Start of RAW DATA

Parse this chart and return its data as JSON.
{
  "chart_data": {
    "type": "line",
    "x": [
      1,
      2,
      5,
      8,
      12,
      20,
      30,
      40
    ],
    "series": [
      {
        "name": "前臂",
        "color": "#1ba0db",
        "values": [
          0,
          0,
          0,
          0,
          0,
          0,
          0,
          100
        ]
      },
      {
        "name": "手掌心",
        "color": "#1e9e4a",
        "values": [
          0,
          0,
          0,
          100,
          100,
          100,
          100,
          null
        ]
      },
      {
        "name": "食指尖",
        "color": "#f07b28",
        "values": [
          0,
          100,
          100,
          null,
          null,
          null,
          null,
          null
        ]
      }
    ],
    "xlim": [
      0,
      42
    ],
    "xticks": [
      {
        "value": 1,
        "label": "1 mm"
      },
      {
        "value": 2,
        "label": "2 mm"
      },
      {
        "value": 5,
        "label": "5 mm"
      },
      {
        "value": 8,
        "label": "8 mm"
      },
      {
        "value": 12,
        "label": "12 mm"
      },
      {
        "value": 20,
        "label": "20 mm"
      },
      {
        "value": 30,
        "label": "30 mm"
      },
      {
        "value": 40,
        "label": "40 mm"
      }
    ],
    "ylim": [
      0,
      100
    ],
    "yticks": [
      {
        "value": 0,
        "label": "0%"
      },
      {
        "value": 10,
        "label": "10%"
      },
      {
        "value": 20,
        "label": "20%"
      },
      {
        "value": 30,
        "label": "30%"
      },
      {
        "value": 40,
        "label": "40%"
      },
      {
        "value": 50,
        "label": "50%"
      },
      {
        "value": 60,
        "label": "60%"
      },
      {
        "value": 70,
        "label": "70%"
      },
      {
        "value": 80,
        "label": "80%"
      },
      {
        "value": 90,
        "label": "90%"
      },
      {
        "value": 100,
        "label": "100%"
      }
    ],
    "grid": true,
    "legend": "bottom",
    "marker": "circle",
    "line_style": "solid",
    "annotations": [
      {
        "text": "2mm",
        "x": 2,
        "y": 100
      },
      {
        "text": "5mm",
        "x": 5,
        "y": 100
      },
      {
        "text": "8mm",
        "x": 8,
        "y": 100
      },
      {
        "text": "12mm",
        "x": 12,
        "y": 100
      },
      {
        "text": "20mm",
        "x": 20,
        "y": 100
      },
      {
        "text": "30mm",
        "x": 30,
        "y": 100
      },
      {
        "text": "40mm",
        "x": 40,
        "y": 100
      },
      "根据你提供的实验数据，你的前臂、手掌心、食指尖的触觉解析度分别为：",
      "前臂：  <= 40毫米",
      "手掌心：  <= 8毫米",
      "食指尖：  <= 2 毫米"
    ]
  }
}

End of RAW DATA

WHAT YOU WILL DO: Copy, from the material above, each line in which the string "text" occurs.

SOLUTION BELOW:
        "text": "2mm",
        "text": "5mm",
        "text": "8mm",
        "text": "12mm",
        "text": "20mm",
        "text": "30mm",
        "text": "40mm",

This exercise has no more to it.